Exercise passage
▼

Based on the experimental results, we hypothesized that the size, shape or hydrophobicity of the platinum(II) compounds may be instructive in correlating the biological activity with the chemical structure because of biological implications of these structural components in an interaction between two biomolecules that may be disrupted. Thus, we optimized all platinum(II) compounds using density functional theory (DFT) as implemented in Gaussian09 [19] so that we might quantitatively assess the structural differences and hydrophobicity of the compounds.

Geometry optimizations were performed with an RMS force convergence criterion of 10⁻⁵ hartree. The electronic wavefunction was minimized using the GGA functional PBE [20, 21], with the DEF2TZP basis set. Relativistic effects were not explicitly included, however, these were not expected to significantly impact the geometries of the platinum(II) complexes.[22] Solvent was implicitly included using the Solvent Model Density method [23].

The solvent-dependent difference in Gibbs free energies $(Δ G_{H 2 O - O c t a n o l})$ was calculated using

Δ G_{H 2 O - O c t a n o l} = Δ G_{H 2 O} - Δ G_{O c t a n o l}

where $(Δ G_{H 2 O})$ and $(Δ G_{O c t a n o l})$ are the change in free energies of the system in water and n-octanol, respectively. $(Δ G_{H 2 O})$ was computed using the structure optimized in the pseudo solvent, water. This optimized structure was kept constant for all subsequent computations, including calculation of the compound in pseudo solvent, n-octanol, which yielded $(Δ G_{O c t a n o l})$ . This approach minimizes the reorganizational energetic differences. Thus, $(Δ G_{H 2 O - O c t a n o l})$ is a measure of the hydrophobicity for each compound.

Further calculations were required to assess the size and shape of the platinum(II) compounds. Two measures of size were considered, i) volume, and ii) the longest vector between the platinum atom and the surface of the molecule. The latter characteristic represents the main steric component of the ligand in each compound.

To quantitatively assess the volume of each compound, a definition of size is necessary. Thus, we will use the presence of electron density to signify the location of the chemical system. Since DFT yields both the electron density and electrostatic potential of the optimized, non-hydrolyzed platinum(II) compound structures and we have previously developed a tool to analyze the electrostatic potential of chemical systems[24], we will use the same file format to analyze the electrostatic potential. As a result, the electrostatic potentials of the optimized structures were computed by minimizing the electronic wavefunction using a 500 eV planewave cutoff, a gamma-only k-grid, and the PBE [20, 21] functional utilizing a plane-augmented wave (PAW) [25, 26] basis as implemented in the Vienna Ab initio Software Package (VASP) [27–30]. All compounds were calculated within a sufficiently large computational box to minimize self-interaction.

The electric field is the gradient of the electrostatic potential; thus, the electric field embodies the direction of greatest increase in electrostatic potential. This is significant because the increased slope of the electric field enables us to more clearly define the edge of a chemical system in space. Therefore, deriving the electric field from the electrostatic potential returned by DFT allows us to assess the size of each compound by sampling the electric field. However, in order to achieve this the definition of a surface needs to be addressed.

▲

Exercise description
Copy out the platinum(II) compound passage again, everything from "Based on the" down to "of the compounds.", swapping "hydrophobicity" for "lipophilicity".

Given data
▼

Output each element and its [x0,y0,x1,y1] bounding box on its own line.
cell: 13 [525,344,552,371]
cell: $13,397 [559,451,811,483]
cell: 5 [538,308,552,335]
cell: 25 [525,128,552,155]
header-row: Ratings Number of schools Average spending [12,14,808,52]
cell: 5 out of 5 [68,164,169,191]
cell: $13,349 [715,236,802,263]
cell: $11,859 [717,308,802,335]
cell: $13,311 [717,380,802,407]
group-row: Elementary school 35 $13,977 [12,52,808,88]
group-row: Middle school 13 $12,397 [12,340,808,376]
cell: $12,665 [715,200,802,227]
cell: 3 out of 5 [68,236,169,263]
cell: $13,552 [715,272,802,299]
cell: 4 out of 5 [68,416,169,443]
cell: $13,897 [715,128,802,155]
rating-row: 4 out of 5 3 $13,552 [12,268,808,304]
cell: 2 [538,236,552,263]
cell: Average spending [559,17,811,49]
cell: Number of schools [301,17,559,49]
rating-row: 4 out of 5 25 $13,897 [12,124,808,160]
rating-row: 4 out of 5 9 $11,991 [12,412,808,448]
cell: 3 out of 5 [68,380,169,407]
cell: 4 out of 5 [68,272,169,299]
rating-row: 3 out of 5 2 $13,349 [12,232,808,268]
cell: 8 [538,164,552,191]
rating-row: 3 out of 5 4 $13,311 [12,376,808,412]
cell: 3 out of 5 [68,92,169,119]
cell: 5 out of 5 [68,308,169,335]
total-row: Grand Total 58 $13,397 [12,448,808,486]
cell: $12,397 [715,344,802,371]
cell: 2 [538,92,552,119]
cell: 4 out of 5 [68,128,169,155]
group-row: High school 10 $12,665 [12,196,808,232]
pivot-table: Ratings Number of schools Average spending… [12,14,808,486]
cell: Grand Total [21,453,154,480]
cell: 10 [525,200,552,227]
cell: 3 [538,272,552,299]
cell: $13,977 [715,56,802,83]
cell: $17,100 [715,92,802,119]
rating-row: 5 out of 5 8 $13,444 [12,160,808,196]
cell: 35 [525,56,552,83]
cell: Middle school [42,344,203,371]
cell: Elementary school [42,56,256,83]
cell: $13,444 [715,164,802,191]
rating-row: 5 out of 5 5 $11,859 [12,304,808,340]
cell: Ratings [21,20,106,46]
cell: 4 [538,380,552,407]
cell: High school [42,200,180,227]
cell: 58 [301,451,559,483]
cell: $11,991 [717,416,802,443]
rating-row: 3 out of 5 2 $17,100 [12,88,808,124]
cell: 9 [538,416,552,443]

▲

Output of the task
Based on the experimental results, we hypothesized that the size, shape or lipophilicity of the platinum(II) compounds may be instructive in correlating the biological activity with the chemical structure because of biological implications of these structural components in an interaction between two biomolecules that may be disrupted. Thus, we optimized all platinum(II) compounds using density functional theory (DFT) as implemented in Gaussian09 [19] so that we might quantitatively assess the structural differences and lipophilicity of the compounds.